**Text provided**
━━━━
Sweet or Sour Apple?

Sweet or Sour Apple?

Posted on 29. Oct, 2013 by Kelly Chian in Features

Apple iPhonesApple’s new operating system, iOS 7, receives mixed reviews

By Kelly Chian ‘16

Students sit in class watching the clock at 12:59 p.m. ready for the clock to turn to 1 p.m. on Sept. 18. Once the red lines on the clock form a one, Apple users rushed to get the new update. Some used only their iPhones while others even brought their computers during the school day. The frenzy quickly spread around UAHS.

Over 200 million people downloaded the new Apple iOS 7 update. While 93 percent of iPhones, iPads and iPods had iOS 6 before the release, 16 hours later 29 percent ran on iOS 7, according to the LA Times website.

The look of iOS 7 completely changed in design while still having basic similarities in functionality and fundamental concepts.The new software was greeted with both negative and positive feedback.

The previous software iOS 6 was introduced in 2007 by the late founder, Steve Jobs. The new software gives a more futuristic feel and adds new features including Airdrop, iTunes Radio, control center and multi-tasking.

Junior Georgie Frericks downloaded iOS 7 on her iPhone 4s and welcomed the new changes at first but disliked it after using the software more.
━━━━
Please edit the iOS 7 article, beginning at the words "Students sit in" and stopping after "and positive feedback.", and give that passage with "excitement" in place of "frenzy". The records aren't needed for this.

Document structure recognition records:
━━━━
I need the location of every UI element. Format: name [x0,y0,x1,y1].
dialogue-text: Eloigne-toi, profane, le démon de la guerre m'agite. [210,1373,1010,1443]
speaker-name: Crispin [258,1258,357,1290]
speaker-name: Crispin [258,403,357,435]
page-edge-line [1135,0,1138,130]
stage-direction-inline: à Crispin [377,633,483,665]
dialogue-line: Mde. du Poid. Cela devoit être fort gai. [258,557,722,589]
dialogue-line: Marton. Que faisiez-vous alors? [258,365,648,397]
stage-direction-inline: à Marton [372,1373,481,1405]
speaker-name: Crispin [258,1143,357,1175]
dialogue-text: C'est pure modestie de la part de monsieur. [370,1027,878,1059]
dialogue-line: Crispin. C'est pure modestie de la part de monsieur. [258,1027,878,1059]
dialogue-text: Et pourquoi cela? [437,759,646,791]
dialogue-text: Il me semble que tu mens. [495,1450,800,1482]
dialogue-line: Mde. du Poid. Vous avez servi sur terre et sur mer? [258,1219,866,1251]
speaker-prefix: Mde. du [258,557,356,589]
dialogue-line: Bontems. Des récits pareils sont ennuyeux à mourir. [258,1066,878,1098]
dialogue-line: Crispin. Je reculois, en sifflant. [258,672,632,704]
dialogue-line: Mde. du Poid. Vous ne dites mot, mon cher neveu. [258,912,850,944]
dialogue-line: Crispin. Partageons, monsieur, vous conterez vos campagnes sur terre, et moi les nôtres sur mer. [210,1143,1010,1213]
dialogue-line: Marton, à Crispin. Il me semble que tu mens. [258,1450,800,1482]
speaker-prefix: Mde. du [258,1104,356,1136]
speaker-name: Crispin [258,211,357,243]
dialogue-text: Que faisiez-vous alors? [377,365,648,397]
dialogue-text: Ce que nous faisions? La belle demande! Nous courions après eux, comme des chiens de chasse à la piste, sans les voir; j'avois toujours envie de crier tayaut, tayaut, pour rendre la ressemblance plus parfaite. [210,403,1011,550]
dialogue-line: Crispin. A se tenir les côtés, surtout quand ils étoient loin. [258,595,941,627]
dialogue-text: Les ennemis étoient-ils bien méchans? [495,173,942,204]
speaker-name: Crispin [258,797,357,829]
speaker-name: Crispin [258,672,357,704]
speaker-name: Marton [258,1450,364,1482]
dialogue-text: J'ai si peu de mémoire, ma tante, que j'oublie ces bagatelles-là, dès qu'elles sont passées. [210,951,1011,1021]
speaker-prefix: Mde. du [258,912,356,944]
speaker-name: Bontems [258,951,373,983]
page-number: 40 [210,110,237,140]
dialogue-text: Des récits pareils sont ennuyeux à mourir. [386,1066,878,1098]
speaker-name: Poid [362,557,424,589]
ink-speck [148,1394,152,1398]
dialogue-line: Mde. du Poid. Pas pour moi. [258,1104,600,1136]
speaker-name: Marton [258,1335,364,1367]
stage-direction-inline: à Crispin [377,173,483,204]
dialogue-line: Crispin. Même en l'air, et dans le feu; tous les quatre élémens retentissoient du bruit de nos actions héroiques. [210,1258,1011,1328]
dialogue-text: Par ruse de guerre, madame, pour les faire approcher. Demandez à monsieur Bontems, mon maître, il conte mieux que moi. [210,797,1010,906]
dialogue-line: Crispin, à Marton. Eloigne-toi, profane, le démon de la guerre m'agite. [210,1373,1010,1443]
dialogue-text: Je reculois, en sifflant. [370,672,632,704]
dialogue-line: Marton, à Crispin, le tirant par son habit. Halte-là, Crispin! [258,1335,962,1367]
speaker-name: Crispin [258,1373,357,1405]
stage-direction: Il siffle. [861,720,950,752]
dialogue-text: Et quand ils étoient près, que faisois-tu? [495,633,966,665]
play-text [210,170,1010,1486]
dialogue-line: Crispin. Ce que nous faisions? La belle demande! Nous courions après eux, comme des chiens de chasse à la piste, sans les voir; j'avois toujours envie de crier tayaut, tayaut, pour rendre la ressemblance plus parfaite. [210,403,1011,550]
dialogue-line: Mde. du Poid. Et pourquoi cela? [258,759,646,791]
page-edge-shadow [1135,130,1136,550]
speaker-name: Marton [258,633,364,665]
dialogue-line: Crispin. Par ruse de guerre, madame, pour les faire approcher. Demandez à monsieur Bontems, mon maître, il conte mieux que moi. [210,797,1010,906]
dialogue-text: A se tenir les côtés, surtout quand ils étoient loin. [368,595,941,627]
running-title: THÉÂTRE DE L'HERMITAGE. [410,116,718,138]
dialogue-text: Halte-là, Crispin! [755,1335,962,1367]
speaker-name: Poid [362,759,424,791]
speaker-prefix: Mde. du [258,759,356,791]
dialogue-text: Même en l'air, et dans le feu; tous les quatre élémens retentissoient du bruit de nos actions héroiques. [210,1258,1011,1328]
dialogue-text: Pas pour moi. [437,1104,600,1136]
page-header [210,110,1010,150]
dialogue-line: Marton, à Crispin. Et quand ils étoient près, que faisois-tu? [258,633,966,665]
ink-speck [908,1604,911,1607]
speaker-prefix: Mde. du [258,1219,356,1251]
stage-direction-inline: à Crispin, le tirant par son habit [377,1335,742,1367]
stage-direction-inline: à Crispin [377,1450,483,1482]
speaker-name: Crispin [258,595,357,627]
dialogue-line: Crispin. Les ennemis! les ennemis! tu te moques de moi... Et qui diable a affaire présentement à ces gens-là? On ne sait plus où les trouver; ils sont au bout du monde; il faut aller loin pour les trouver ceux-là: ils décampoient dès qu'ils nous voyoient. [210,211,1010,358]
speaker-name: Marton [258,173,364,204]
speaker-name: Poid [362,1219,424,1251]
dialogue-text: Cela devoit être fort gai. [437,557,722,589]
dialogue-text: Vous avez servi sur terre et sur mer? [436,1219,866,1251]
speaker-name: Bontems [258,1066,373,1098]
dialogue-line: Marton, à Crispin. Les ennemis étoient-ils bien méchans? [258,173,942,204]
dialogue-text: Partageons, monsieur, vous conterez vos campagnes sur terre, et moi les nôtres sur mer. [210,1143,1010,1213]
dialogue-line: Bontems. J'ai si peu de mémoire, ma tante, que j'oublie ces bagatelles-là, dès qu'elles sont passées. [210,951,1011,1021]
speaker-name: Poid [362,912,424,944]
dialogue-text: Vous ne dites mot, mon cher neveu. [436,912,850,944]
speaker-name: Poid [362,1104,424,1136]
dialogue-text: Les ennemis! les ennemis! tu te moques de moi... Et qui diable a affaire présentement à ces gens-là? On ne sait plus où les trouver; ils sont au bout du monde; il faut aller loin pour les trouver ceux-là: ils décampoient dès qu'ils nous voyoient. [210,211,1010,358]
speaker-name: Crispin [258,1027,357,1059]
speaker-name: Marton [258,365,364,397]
━━━━
**Solution to this problem**
Students sit in class watching the clock at 12:59 p.m. ready for the clock to turn to 1 p.m. on Sept. 18. Once the red lines on the clock form a one, Apple users rushed to get the new update. Some used only their iPhones while others even brought their computers during the school day. The excitement quickly spread around UAHS.

Over 200 million people downloaded the new Apple iOS 7 update. While 93 percent of iPhones, iPads and iPods had iOS 6 before the release, 16 hours later 29 percent ran on iOS 7, according to the LA Times website.

The look of iOS 7 completely changed in design while still having basic similarities in functionality and fundamental concepts.The new software was greeted with both negative and positive feedback.